▶ WRITTEN INSTRUCTION: Go to the line containing "Extract all readable text from this page." below; retype it and all following lines exactly, and leave out the pictures.

▶ STORED RECORDS:

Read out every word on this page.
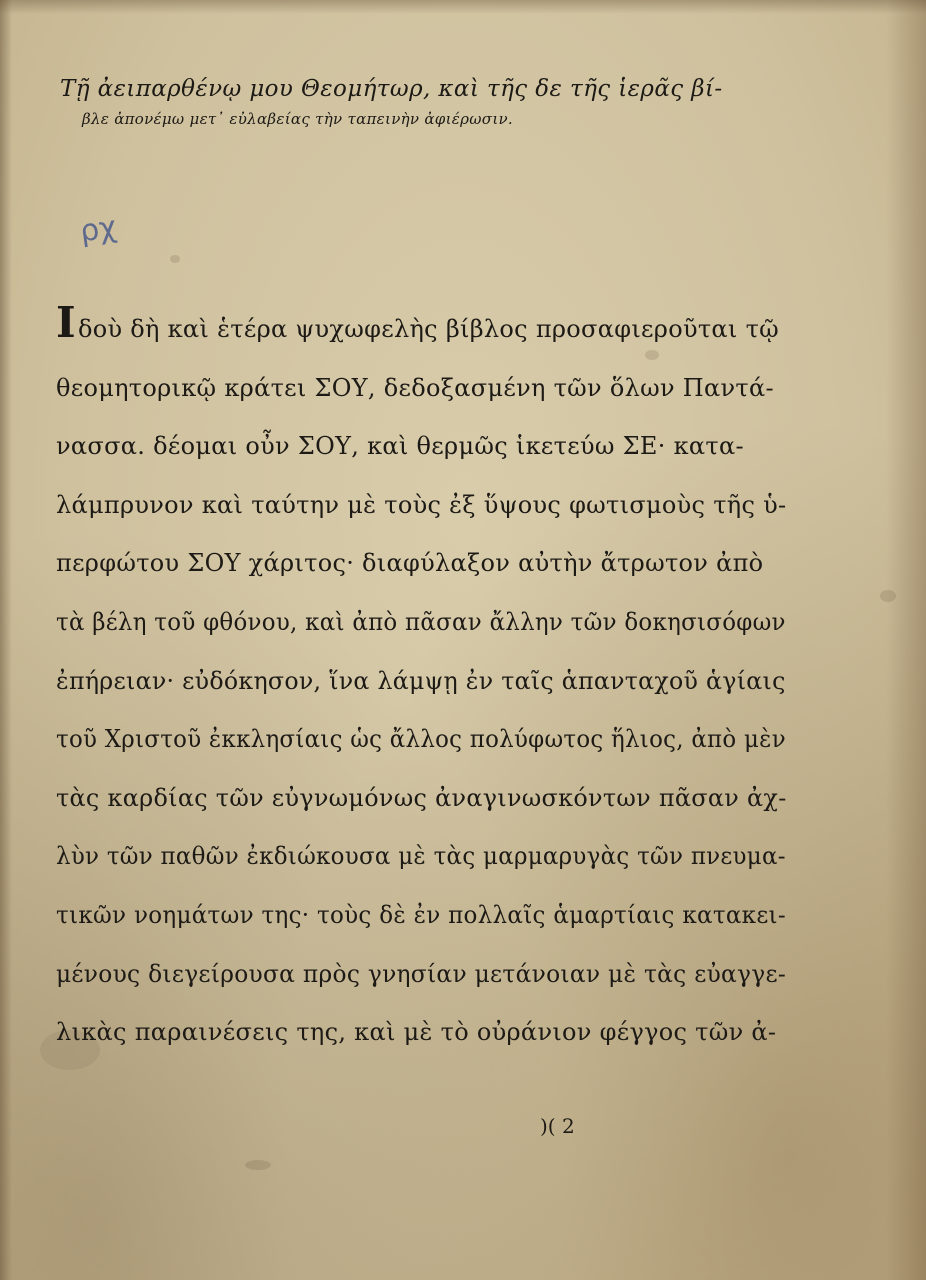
ρχ
Τῇ ἀειπαρθένῳ μου Θεομήτωρ, καὶ τῆς δε τῆς ἱερᾶς βί-
βλε ἀπονέμω μετ᾿ εὐλαβείας τὴν ταπεινὴν ἀφιέρωσιν.
Ιδοὺ δὴ καὶ ἑτέρα ψυχωφελὴς βίβλος προσαφιεροῦται τῷ
θεομητορικῷ κράτει ΣΟΥ, δεδοξασμένη τῶν ὅλων Παντά-
νασσα. δέομαι οὖν ΣΟΥ, καὶ θερμῶς ἱκετεύω ΣΕ· κατα-
λάμπρυνον καὶ ταύτην μὲ τοὺς ἐξ ὕψους φωτισμοὺς τῆς ὑ-
περφώτου ΣΟΥ χάριτος· διαφύλαξον αὐτὴν ἄτρωτον ἀπὸ
τὰ βέλη τοῦ φθόνου, καὶ ἀπὸ πᾶσαν ἄλλην τῶν δοκησισόφων
ἐπήρειαν· εὐδόκησον, ἵνα λάμψῃ ἐν ταῖς ἁπανταχοῦ ἁγίαις
τοῦ Χριστοῦ ἐκκλησίαις ὡς ἄλλος πολύφωτος ἥλιος, ἀπὸ μὲν
τὰς καρδίας τῶν εὐγνωμόνως ἀναγινωσκόντων πᾶσαν ἀχ-
λὺν τῶν παθῶν ἐκδιώκουσα μὲ τὰς μαρμαρυγὰς τῶν πνευμα-
τικῶν νοημάτων της· τοὺς δὲ ἐν πολλαῖς ἁμαρτίαις κατακει-
μένους διεγείρουσα πρὸς γνησίαν μετάνοιαν μὲ τὰς εὐαγγε-
λικὰς παραινέσεις της, καὶ μὲ τὸ οὐράνιον φέγγος τῶν ἀ-
)( 2
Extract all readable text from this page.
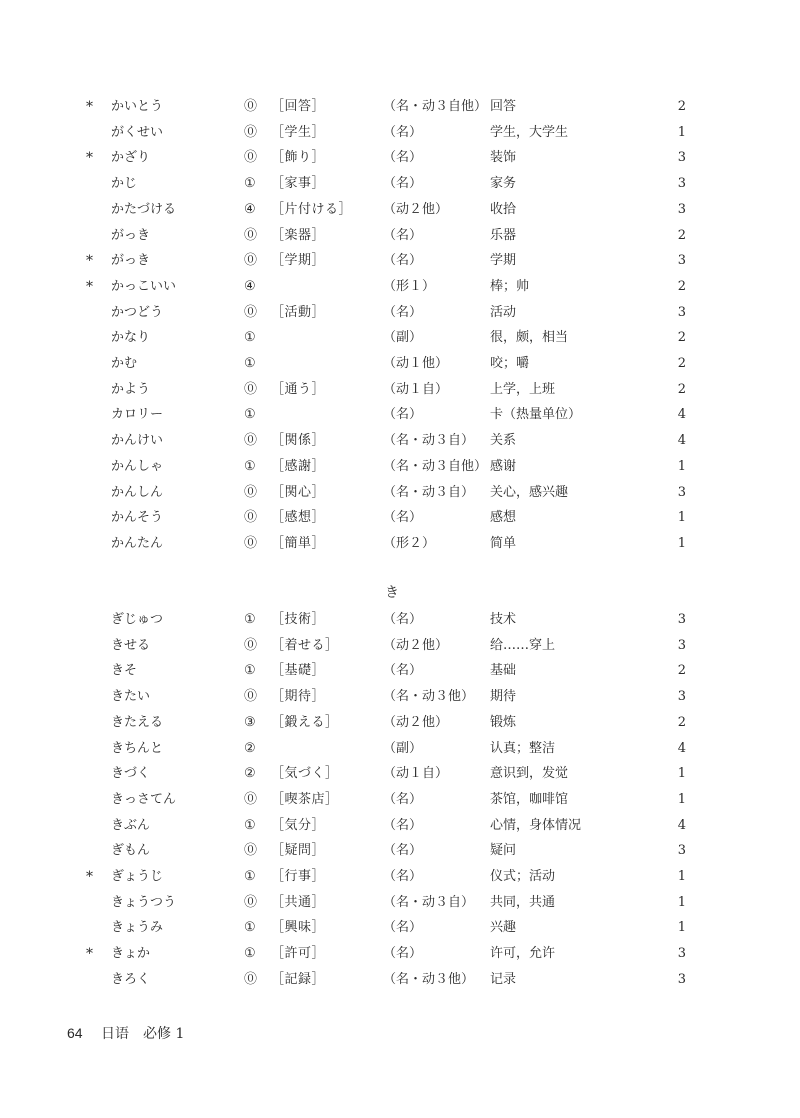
* かいとう	⓪ ［回答］	（名・动３自他） 回答	2
がくせい	⓪ ［学生］	（名）	学生，大学生	1
* かざり	⓪ ［飾り］	（名）	装饰	3
かじ	① ［家事］	（名）	家务	3
かたづける	④ ［片付ける］ （动２他）	收拾	3
がっき	⓪ ［楽器］	（名）	乐器	2
* がっき	⓪ ［学期］	（名）	学期	3
* かっこいい	④	（形１）	棒；帅	2
かつどう	⓪ ［活動］	（名）	活动	3
かなり	①	（副）	很，颇，相当	2
かむ	①	（动１他）	咬；嚼	2
かよう	⓪ ［通う］	（动１自）	上学，上班	2
カロリー	①	（名）	卡（热量单位）	4
かんけい	⓪ ［関係］	（名・动３自） 关系	4
かんしゃ	① ［感謝］	（名・动３自他） 感谢	1
かんしん	⓪ ［関心］	（名・动３自） 关心，感兴趣	3
かんそう	⓪ ［感想］	（名）	感想	1
かんたん	⓪ ［簡単］	（形２）	简单	1
き
ぎじゅつ	① ［技術］	（名）	技术	3
きせる	⓪ ［着せる］	（动２他）	给……穿上	3
きそ	① ［基礎］	（名）	基础	2
きたい	⓪ ［期待］	（名・动３他） 期待	3
きたえる	③ ［鍛える］	（动２他）	锻炼	2
きちんと	②	（副）	认真；整洁	4
きづく	② ［気づく］	（动１自）	意识到，发觉	1
きっさてん	⓪ ［喫茶店］	（名）	茶馆，咖啡馆	1
きぶん	① ［気分］	（名）	心情，身体情况	4
ぎもん	⓪ ［疑問］	（名）	疑问	3
* ぎょうじ	① ［行事］	（名）	仪式；活动	1
きょうつう	⓪ ［共通］	（名・动３自） 共同，共通	1
きょうみ	① ［興味］	（名）	兴趣	1
* きょか	① ［許可］	（名）	许可，允许	3
きろく	⓪ ［記録］	（名・动３他） 记录	3
64 日语　必修 1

▶ TASK RESPONSE:
Extract all readable text from this page.
* かいとう	⓪ ［回答］	（名・动３自他） 回答	2
がくせい	⓪ ［学生］	（名）	学生，大学生	1
* かざり	⓪ ［飾り］	（名）	装饰	3
かじ	① ［家事］	（名）	家务	3
かたづける	④ ［片付ける］ （动２他）	收拾	3
がっき	⓪ ［楽器］	（名）	乐器	2
* がっき	⓪ ［学期］	（名）	学期	3
* かっこいい	④	（形１）	棒；帅	2
かつどう	⓪ ［活動］	（名）	活动	3
かなり	①	（副）	很，颇，相当	2
かむ	①	（动１他）	咬；嚼	2
かよう	⓪ ［通う］	（动１自）	上学，上班	2
カロリー	①	（名）	卡（热量单位）	4
かんけい	⓪ ［関係］	（名・动３自） 关系	4
かんしゃ	① ［感謝］	（名・动３自他） 感谢	1
かんしん	⓪ ［関心］	（名・动３自） 关心，感兴趣	3
かんそう	⓪ ［感想］	（名）	感想	1
かんたん	⓪ ［簡単］	（形２）	简单	1
き
ぎじゅつ	① ［技術］	（名）	技术	3
きせる	⓪ ［着せる］	（动２他）	给……穿上	3
きそ	① ［基礎］	（名）	基础	2
きたい	⓪ ［期待］	（名・动３他） 期待	3
きたえる	③ ［鍛える］	（动２他）	锻炼	2
きちんと	②	（副）	认真；整洁	4
きづく	② ［気づく］	（动１自）	意识到，发觉	1
きっさてん	⓪ ［喫茶店］	（名）	茶馆，咖啡馆	1
きぶん	① ［気分］	（名）	心情，身体情况	4
ぎもん	⓪ ［疑問］	（名）	疑问	3
* ぎょうじ	① ［行事］	（名）	仪式；活动	1
きょうつう	⓪ ［共通］	（名・动３自） 共同，共通	1
きょうみ	① ［興味］	（名）	兴趣	1
* きょか	① ［許可］	（名）	许可，允许	3
きろく	⓪ ［記録］	（名・动３他） 记录	3
64 日语　必修 1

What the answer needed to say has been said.